ЗАДАНИЯ К ВЫПОЛНЕНИЮ:
- 1) Ответьте по отрывку на вопросы:
(а) Какого числа армия и флот Японии получили сигнал выдвигаться на исходные позиции?
(б) Какого числа японское руководство сообщило в Берлин и Рим о предстоявших военных действиях?
(в) Через какого сенатора произошла утечка сверхсекретных планов?
- 2) Дословно воспроизведите часть отрывка, начиная со слов «Редкая за все» и продолжая вплоть до слов «объявил войну Вашингтону5.».

ИЗБРАННЫЙ ОТРЫВОК:
1 декабря совещание высшего японского руководства с участием императора сделало окончательный вывод, что в данной ситуации только внезапный удар по западным державам, который готовился уже несколько месяцев, позволит Японии достичь ее целей. 2 декабря армия и флот получили нужный сигнал и стали выдвигаться на исходные позиции для начала военных действий. В последнюю неделю команды Рузвельта и Черчилля активно обсуждали, какие цели выбрал агрессор. Наиболее вероятными считались Таиланд, Малайя, особенно Сингапур, Индонезия, маловероятными рассматривались Филиппины и практически не включались в этот перечень Гавайские острова. Но именно американские владения стали важными целями японских ударов 78 декабря, особенно потопление в Перл-Харборе более половины тихоокеанского флота США. Кроме политического и оперативно-стратегического просчета Белого дома и руководства армии, большую роль в этом сыграли недостатки американской службы воздушного и радионаблюдения. Это событие, ставшее «позором для обеих сторон», предельно облегчило внутриполитическую ситуацию для Белого дома. Страна, еще вчера глубоко расколотая на массу течений, от крайних изоляционистов до крайне левых, хотя и немногочисленных, 8 декабря практически в едином порыве поддержала решимость Белого дома и конгресса дать отпор коварному врагу4.

Выбирая такой вариант начала войны на Тихом океане, японское руководство верно рассчитало, что Вашингтон, не ожидавший нападения на Гавайские острова, позволит Токио нанести уничтожающий удар по тихоокеанскому флоту США. Тогда как при нападении только на британские и голландские владения Вашингтон, вероятно, вступит в войну, и легкой добычи в Перл-Харборе не получится. Кроме того, Токио либо верно рассчитал, либо получил сигнал, что Германия поддержит своего союзника по Тройственному пакту: 3 декабря японское руководство сообщило в Берлин и Рим о предстоявших военных действиях. А далее случилось то, что можно назвать, говоря словами А. С. Пушкина, «странным сближением». 4 декабря в ведущих изоляционистских газетах США «Чикаго Трибюн» и «Вашингтон Таймс Геральд» под кричащим заголовком «Военные планы Ф.Д.Р.» были опубликованы основное содержание англоамериканского соглашения АВС-1 и «Программы Победы».

Редкая за все годы войны утечка этих сверхсекретных планов произошла, как это стало известно много позже, с подачи британской секретной службы в США через сенатора-изоляциониста Б. Уиллера. Лондон очевидно надеялся, что такое разглашение подвигнет Берлин к фактической войне с американским флотом в Атлантике. Действительно, адмиралы Э. Редер и К. Дениц еще в ноябре 1941 г. советовали Гитлеру объявить беспощадную войну американским торговым и боевым кораблям. Однако фюрер помедлил и дождался более выгодного момента. Удар по Перл-Харбору упростил решение «американской задачи» Германии. 11 декабря в своей речи в рейхстаге Гитлер объявил войну Вашингтону5.

ВЫБРАННЫЕ СТРОКИ:
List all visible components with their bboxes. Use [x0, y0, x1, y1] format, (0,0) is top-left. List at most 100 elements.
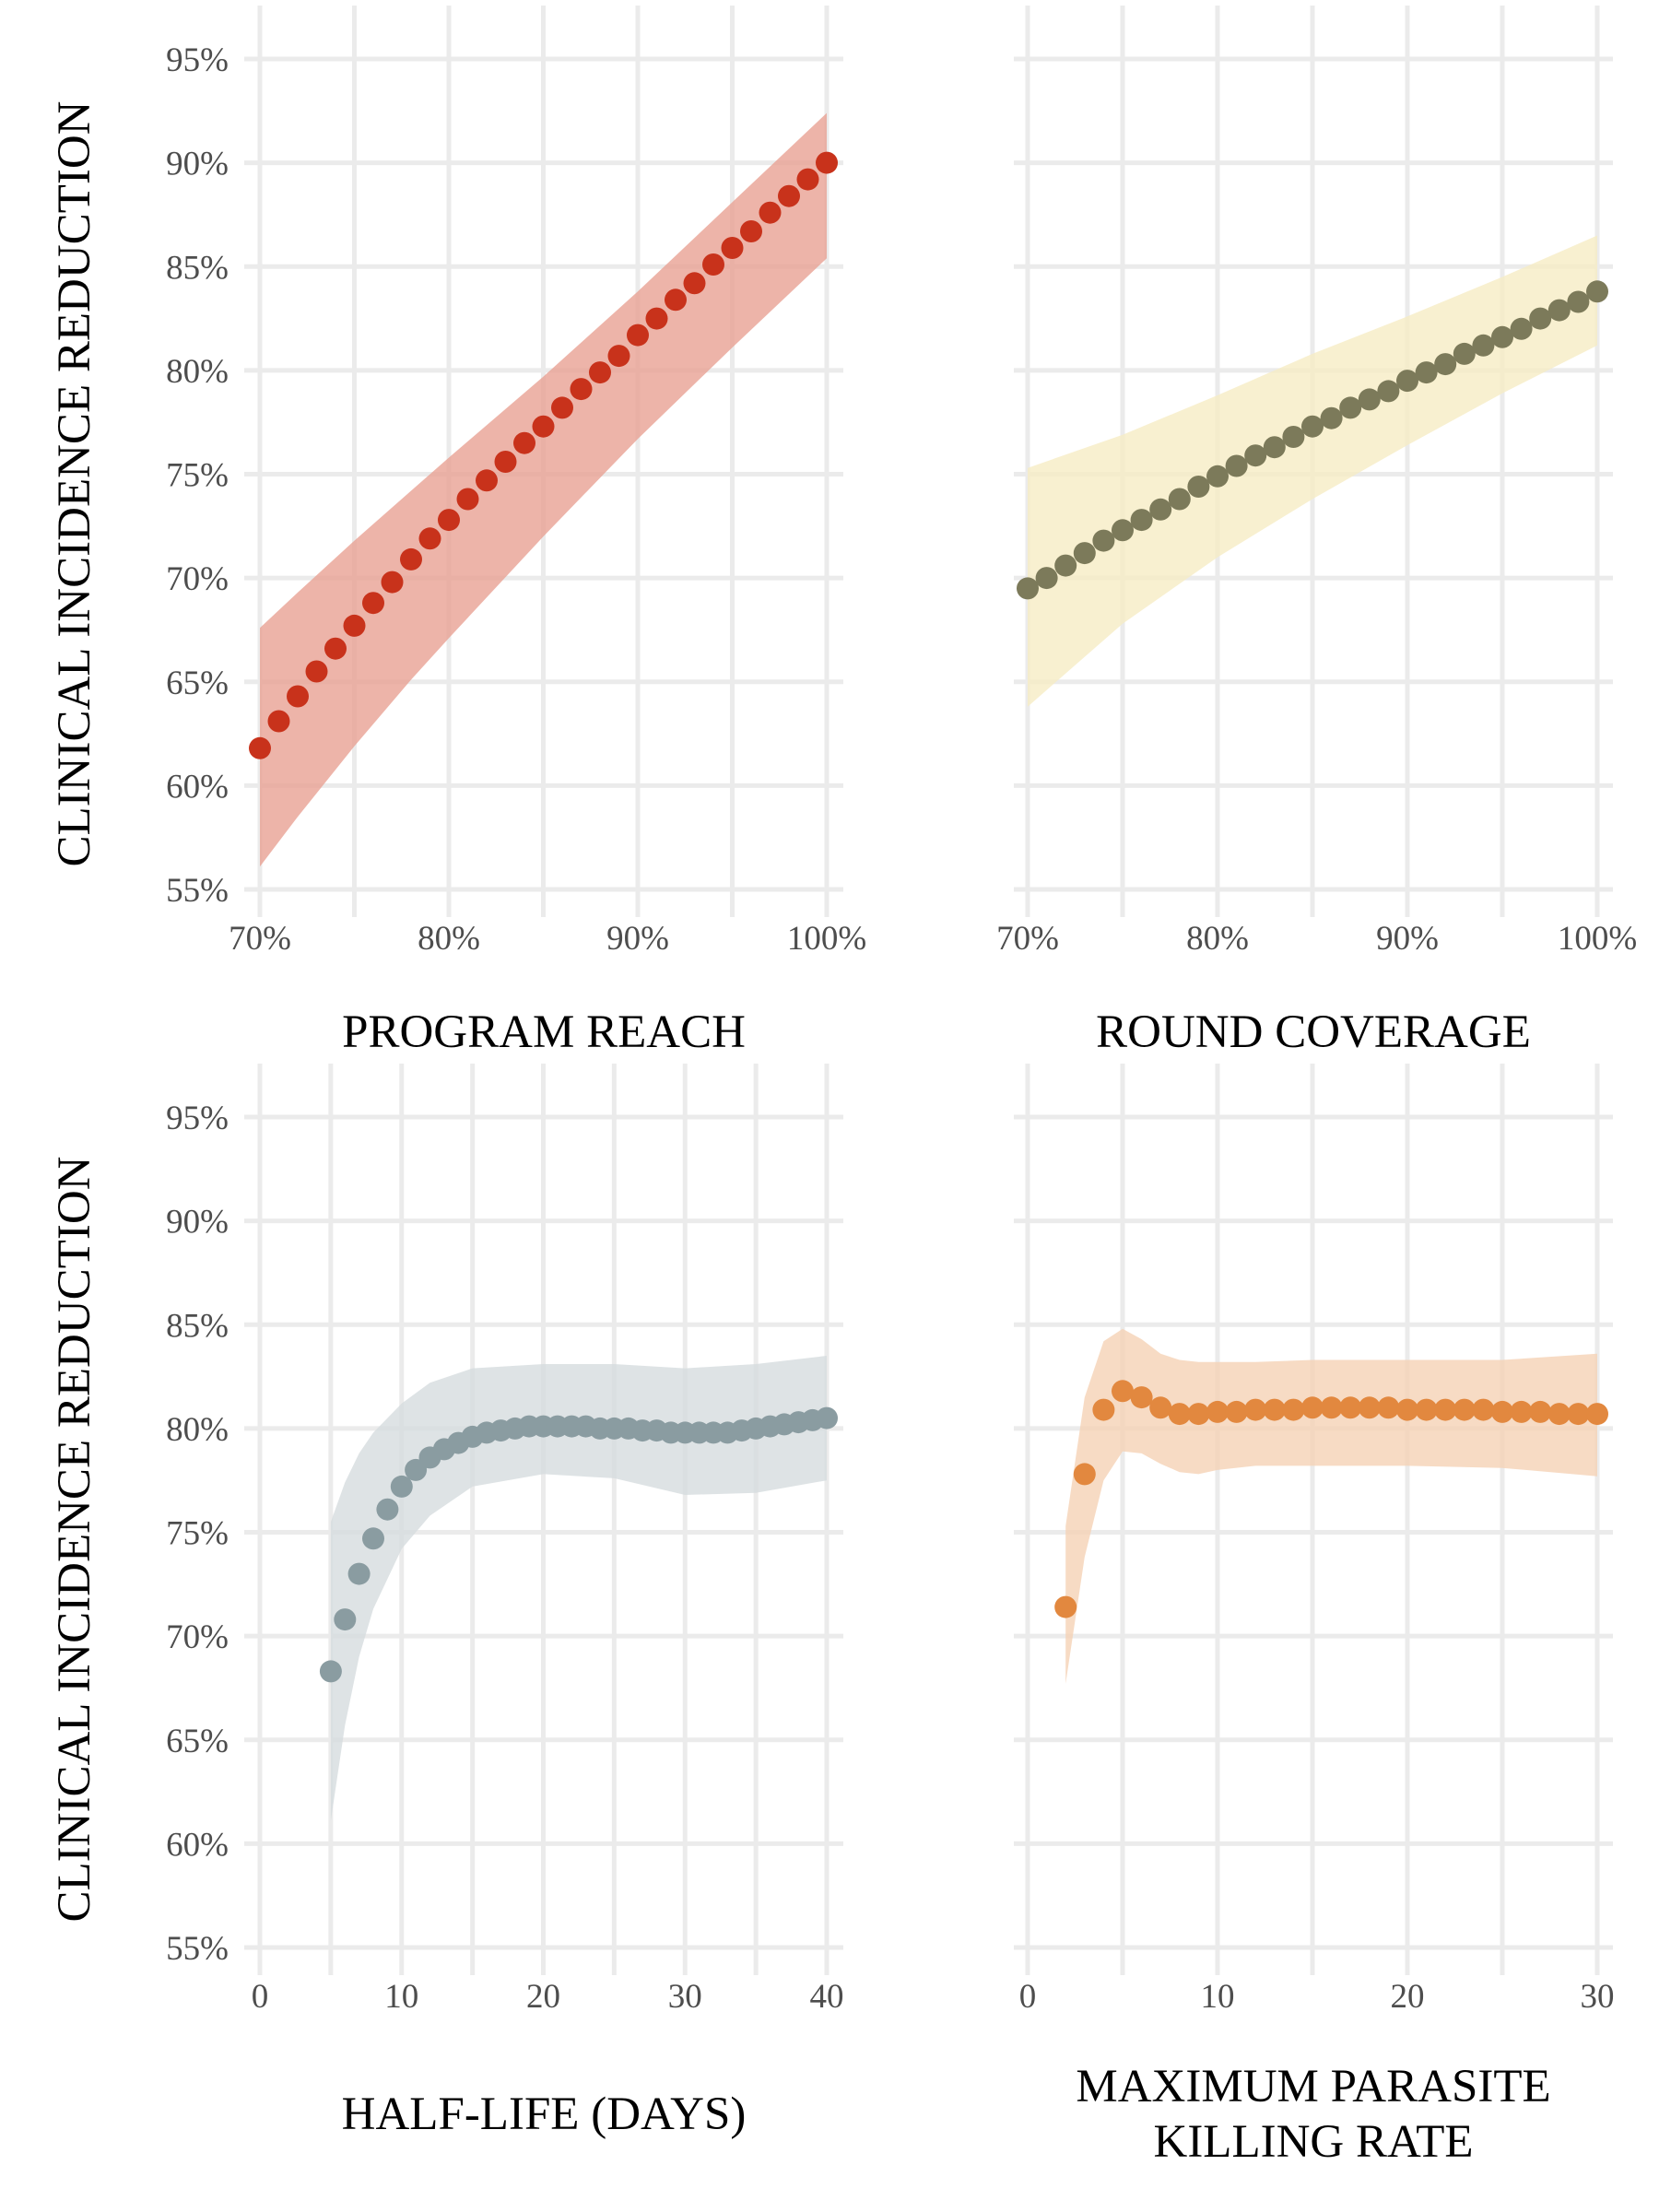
data-point: [1073, 542, 1096, 565]
y-tick-label: 65%: [166, 665, 229, 702]
data-point: [1415, 1398, 1438, 1421]
data-point: [319, 1660, 342, 1683]
data-point: [1244, 1398, 1267, 1421]
data-point: [418, 527, 441, 550]
x-tick-label: 100%: [787, 920, 866, 958]
y-tick-label: 80%: [166, 353, 229, 391]
data-point: [1320, 406, 1343, 429]
data-point: [570, 378, 593, 401]
data-point: [287, 685, 309, 708]
x-tick-label: 70%: [229, 920, 291, 958]
y-tick-label: 95%: [166, 1100, 229, 1137]
data-point: [1206, 465, 1229, 488]
x-tick-label: 40: [810, 1978, 844, 2016]
data-point: [1244, 444, 1267, 467]
data-point: [1472, 1398, 1495, 1421]
data-point: [1187, 1403, 1210, 1426]
data-point: [1567, 1403, 1590, 1426]
data-point: [1586, 280, 1608, 303]
x-axis-title: KILLING RATE: [1153, 2116, 1473, 2168]
panel-half-life: 55% 60% 65% 70% 75% 80% 85% 90% 95% 0 10 20 30 40 HALF…: [166, 1064, 844, 2140]
data-point: [627, 324, 649, 347]
data-point: [1358, 1396, 1381, 1419]
x-tick-label: 0: [1019, 1978, 1037, 2016]
y-axis-title-top: CLINICAL INCIDENCE REDUCTION: [49, 100, 100, 866]
x-tick-label: 20: [526, 1978, 560, 2016]
data-point: [400, 547, 422, 571]
data-point: [1586, 1403, 1608, 1426]
data-point: [1567, 290, 1590, 313]
y-tick-label: 85%: [166, 1307, 229, 1345]
data-point: [1529, 1400, 1552, 1423]
data-point: [249, 736, 271, 759]
y-tick-label: 75%: [166, 457, 229, 495]
y-tick-label: 55%: [166, 872, 229, 910]
data-point: [1206, 1400, 1229, 1423]
y-tick-label: 95%: [166, 41, 229, 79]
data-point: [1529, 307, 1552, 330]
data-point: [1320, 1396, 1343, 1419]
data-point: [324, 637, 347, 660]
y-tick-label: 55%: [166, 1930, 229, 1968]
data-point: [532, 415, 555, 438]
data-point: [1415, 361, 1438, 384]
data-point: [305, 660, 328, 683]
data-point: [1263, 436, 1286, 459]
data-point: [1149, 498, 1172, 521]
x-tick-label: 80%: [1186, 920, 1249, 958]
data-point: [1547, 1403, 1571, 1426]
data-point: [513, 431, 535, 454]
data-point: [476, 469, 498, 492]
data-point: [1225, 454, 1248, 477]
data-point: [362, 592, 384, 615]
data-point: [1035, 567, 1058, 590]
panel-program-reach: 55% 60% 65% 70% 75% 80% 85% 90% 95% 70% 80% 90% 100%…: [166, 6, 866, 1058]
y-tick-label: 90%: [166, 146, 229, 183]
x-tick-label: 10: [1201, 1978, 1235, 2016]
data-point: [1130, 1386, 1153, 1409]
y-tick-label: 60%: [166, 1826, 229, 1864]
y-tick-label: 65%: [166, 1723, 229, 1760]
data-point: [1017, 577, 1039, 600]
data-point: [267, 710, 290, 733]
y-tick-label: 60%: [166, 768, 229, 806]
data-point: [1054, 554, 1077, 577]
data-point: [1092, 529, 1115, 552]
data-point: [1547, 299, 1571, 322]
data-point: [1168, 488, 1191, 511]
x-axis-title: PROGRAM REACH: [342, 1006, 746, 1058]
y-axis-title-bottom: CLINICAL INCIDENCE REDUCTION: [49, 1156, 100, 1922]
data-point: [1491, 1400, 1513, 1423]
data-point: [1510, 1400, 1533, 1423]
data-point: [683, 272, 706, 295]
data-point: [381, 571, 404, 594]
x-axis-title: ROUND COVERAGE: [1096, 1006, 1531, 1058]
data-point: [1358, 388, 1381, 411]
x-tick-label: 30: [668, 1978, 702, 2016]
data-point: [759, 201, 782, 224]
data-point: [1149, 1396, 1172, 1419]
data-point: [665, 288, 687, 312]
data-point: [607, 345, 630, 368]
data-point: [1301, 415, 1324, 438]
data-point: [334, 1608, 357, 1631]
x-tick-label: 90%: [606, 920, 669, 958]
x-tick-label: 10: [384, 1978, 418, 2016]
data-point: [1339, 396, 1362, 419]
data-point: [1510, 317, 1533, 340]
data-point: [1339, 1396, 1362, 1419]
y-tick-label: 70%: [166, 1618, 229, 1656]
data-point: [1092, 1398, 1115, 1421]
data-point: [1301, 1396, 1324, 1419]
data-point: [1263, 1398, 1286, 1421]
x-tick-label: 70%: [996, 920, 1059, 958]
data-point: [796, 168, 819, 191]
data-point: [1168, 1403, 1191, 1426]
data-point: [589, 361, 611, 384]
data-point: [1453, 342, 1476, 365]
data-point: [816, 151, 838, 174]
data-point: [1396, 1398, 1418, 1421]
y-tick-label: 80%: [166, 1411, 229, 1449]
data-point: [816, 1406, 838, 1430]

ОТВЕТЫ ПО ПОРЯДКУ:
- 1)
(а) 2 декабря.
(б) 3 декабря.
(в) Через сенатора-изоляциониста Б. Уиллера.

- 2)
Редкая за все годы войны утечка этих сверхсекретных планов произошла, как это стало известно много позже, с подачи британской секретной службы в США через сенатора-изоляциониста Б. Уиллера. Лондон очевидно надеялся, что такое разглашение подвигнет Берлин к фактической войне с американским флотом в Атлантике. Действительно, адмиралы Э. Редер и К. Дениц еще в ноябре 1941 г. советовали Гитлеру объявить беспощадную войну американским торговым и боевым кораблям. Однако фюрер помедлил и дождался более выгодного момента. Удар по Перл-Харбору упростил решение «американской задачи» Германии. 11 декабря в своей речи в рейхстаге Гитлер объявил войну Вашингтону5.